◆ Available records ◆
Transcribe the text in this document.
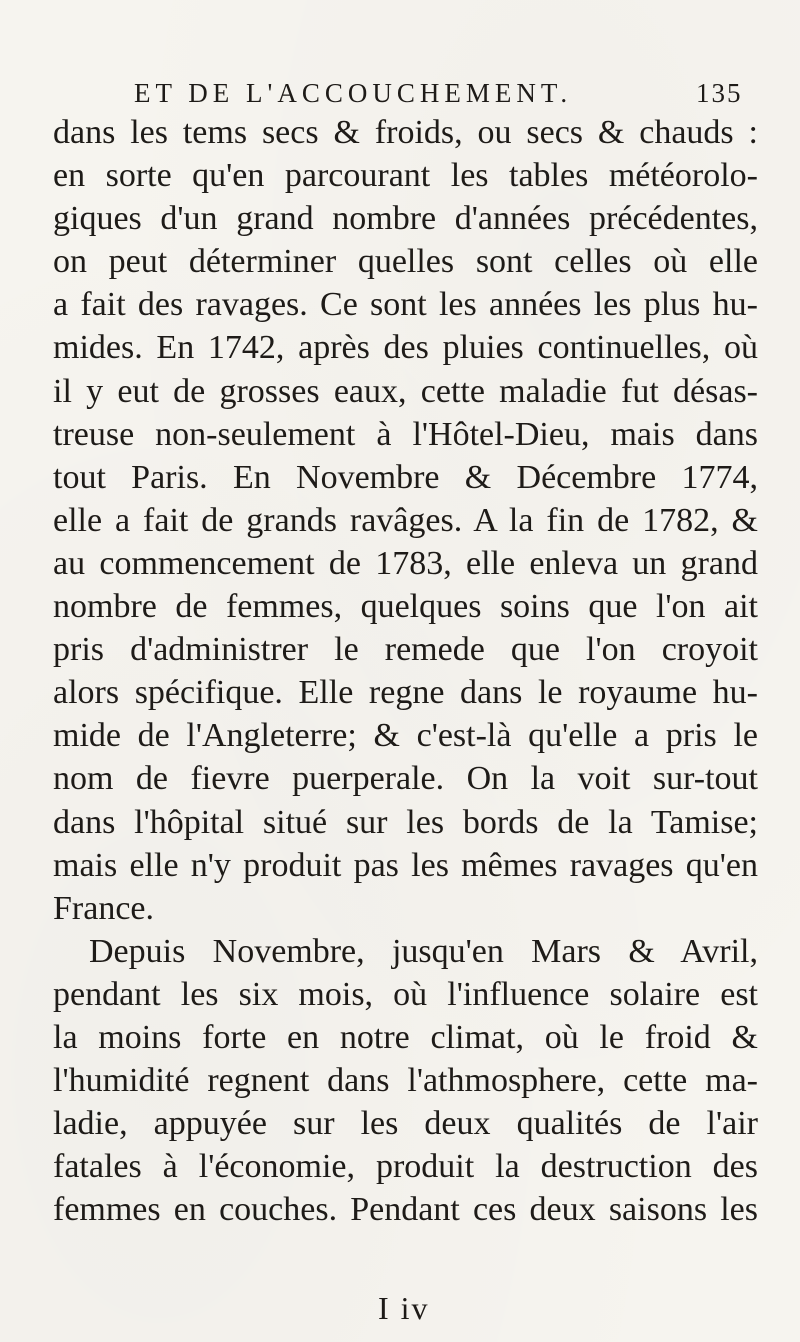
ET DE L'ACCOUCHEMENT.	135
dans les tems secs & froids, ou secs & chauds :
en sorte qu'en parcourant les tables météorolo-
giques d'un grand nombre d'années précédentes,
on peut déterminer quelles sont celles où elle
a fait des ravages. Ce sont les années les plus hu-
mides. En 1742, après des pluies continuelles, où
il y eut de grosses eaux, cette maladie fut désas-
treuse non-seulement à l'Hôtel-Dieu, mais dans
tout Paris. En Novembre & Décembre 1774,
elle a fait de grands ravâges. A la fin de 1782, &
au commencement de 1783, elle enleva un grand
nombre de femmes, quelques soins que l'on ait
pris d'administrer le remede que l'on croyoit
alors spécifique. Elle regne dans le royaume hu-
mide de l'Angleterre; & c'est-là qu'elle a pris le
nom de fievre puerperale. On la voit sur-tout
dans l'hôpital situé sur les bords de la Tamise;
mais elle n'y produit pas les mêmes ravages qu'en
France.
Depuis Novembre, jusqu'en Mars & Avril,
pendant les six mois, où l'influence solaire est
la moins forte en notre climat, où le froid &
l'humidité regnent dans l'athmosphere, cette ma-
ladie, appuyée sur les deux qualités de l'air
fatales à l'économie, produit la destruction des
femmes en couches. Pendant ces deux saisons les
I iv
* * *
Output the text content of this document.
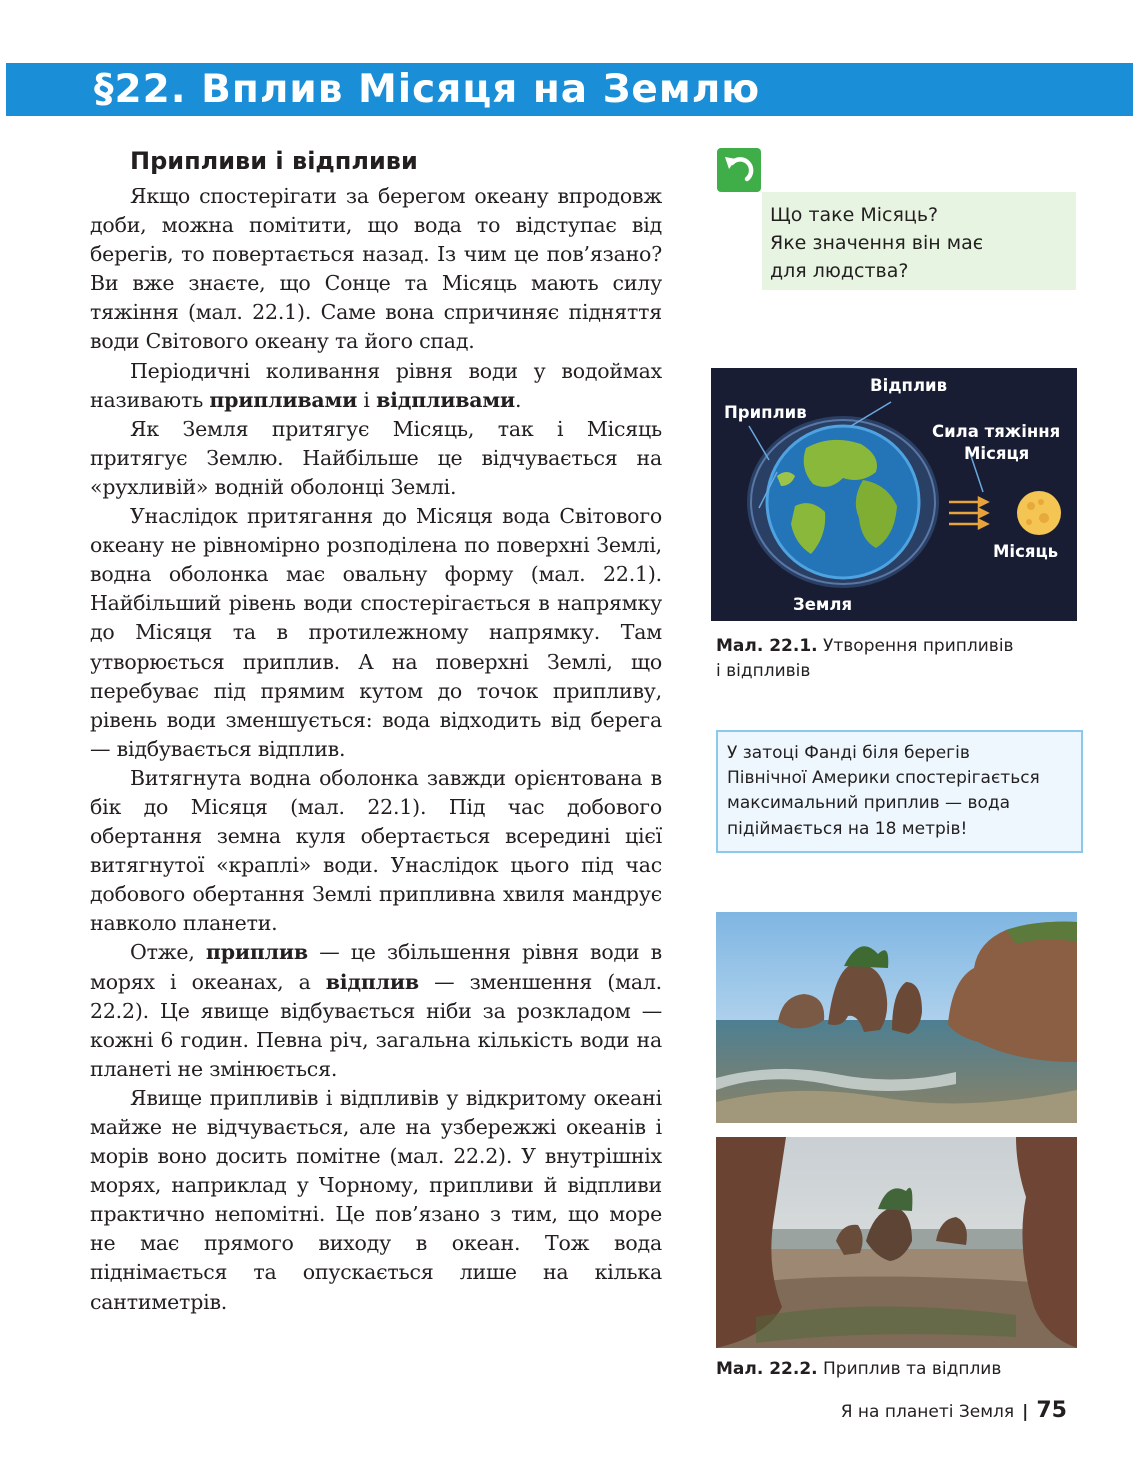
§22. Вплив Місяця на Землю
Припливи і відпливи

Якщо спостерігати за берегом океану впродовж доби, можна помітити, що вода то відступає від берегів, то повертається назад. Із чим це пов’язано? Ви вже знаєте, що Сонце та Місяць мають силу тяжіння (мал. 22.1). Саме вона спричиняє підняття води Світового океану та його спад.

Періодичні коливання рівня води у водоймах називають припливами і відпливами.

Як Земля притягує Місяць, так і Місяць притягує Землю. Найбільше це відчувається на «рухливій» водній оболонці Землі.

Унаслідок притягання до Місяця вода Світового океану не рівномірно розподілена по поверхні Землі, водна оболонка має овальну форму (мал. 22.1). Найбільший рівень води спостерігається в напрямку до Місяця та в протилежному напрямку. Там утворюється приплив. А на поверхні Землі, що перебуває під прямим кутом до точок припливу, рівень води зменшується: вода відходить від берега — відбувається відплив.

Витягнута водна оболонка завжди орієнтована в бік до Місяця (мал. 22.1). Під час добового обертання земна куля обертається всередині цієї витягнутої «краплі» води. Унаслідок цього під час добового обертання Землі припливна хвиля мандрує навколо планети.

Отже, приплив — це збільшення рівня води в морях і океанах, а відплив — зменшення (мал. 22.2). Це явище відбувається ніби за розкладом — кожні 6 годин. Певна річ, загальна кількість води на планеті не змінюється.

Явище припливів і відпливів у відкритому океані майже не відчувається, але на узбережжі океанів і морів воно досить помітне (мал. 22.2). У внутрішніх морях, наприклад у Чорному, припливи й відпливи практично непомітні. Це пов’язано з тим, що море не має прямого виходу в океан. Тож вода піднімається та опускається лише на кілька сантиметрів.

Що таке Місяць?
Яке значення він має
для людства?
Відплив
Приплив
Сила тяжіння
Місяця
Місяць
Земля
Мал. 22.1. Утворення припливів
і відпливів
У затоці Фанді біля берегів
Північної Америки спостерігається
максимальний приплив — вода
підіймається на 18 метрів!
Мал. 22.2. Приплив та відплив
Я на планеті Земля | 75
...
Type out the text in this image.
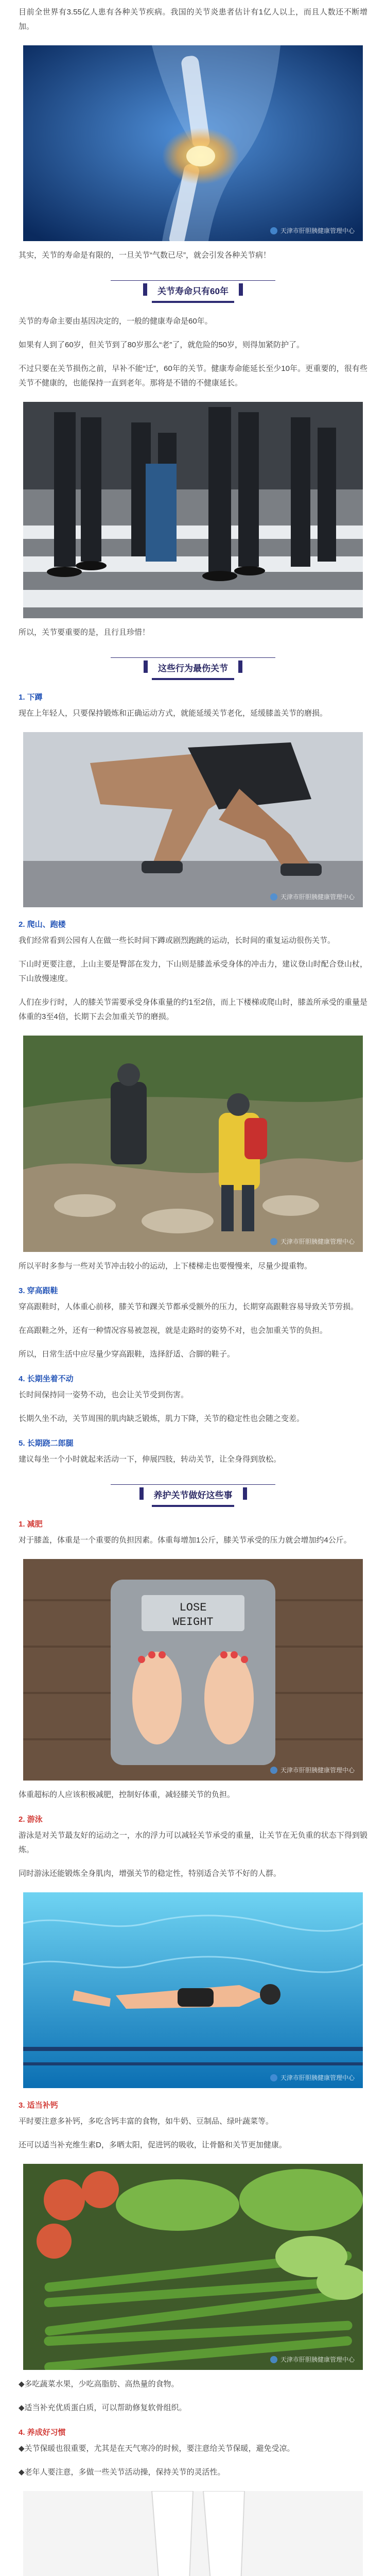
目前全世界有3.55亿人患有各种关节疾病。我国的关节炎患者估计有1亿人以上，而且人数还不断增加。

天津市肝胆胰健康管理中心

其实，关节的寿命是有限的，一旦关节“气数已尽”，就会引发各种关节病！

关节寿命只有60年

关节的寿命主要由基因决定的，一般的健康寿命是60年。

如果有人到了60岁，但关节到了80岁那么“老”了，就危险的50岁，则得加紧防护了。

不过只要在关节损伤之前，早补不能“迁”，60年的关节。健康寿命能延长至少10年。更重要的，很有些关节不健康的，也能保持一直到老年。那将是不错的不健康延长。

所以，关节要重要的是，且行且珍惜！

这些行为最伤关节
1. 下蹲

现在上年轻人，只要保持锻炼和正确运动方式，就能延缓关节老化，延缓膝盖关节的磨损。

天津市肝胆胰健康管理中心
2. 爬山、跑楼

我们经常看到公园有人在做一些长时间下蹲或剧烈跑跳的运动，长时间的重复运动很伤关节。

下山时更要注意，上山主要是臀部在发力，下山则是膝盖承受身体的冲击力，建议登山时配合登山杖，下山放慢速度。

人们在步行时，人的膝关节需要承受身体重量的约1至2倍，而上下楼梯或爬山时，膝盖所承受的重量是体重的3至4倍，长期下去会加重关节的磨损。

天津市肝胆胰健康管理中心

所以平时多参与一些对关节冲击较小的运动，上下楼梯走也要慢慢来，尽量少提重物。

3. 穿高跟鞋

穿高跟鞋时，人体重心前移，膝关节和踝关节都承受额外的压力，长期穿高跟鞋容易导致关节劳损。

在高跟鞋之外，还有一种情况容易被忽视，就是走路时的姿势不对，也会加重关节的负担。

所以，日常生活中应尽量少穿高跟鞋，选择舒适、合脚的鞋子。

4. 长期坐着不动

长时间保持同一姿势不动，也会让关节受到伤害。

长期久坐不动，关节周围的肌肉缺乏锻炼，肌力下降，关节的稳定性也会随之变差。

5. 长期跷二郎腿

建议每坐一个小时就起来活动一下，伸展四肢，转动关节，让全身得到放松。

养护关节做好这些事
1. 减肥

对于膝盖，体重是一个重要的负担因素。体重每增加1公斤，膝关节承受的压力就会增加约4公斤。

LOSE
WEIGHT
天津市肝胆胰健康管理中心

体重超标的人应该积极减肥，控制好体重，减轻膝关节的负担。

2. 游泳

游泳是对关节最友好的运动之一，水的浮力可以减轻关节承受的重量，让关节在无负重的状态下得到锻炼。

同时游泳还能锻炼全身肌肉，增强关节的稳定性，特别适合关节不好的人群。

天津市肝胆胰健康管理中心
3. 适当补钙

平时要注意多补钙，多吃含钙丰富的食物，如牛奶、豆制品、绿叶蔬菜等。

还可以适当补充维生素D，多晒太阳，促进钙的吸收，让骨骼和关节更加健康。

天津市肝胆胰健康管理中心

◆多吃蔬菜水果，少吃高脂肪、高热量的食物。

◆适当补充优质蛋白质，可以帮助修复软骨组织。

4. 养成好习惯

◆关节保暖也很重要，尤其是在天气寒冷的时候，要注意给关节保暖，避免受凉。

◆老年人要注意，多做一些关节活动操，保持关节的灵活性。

◆ Requirements ◆
Every line that holds the word "tout" counts once; state the total number of such lines and nothing else.

◆ The response ◆
2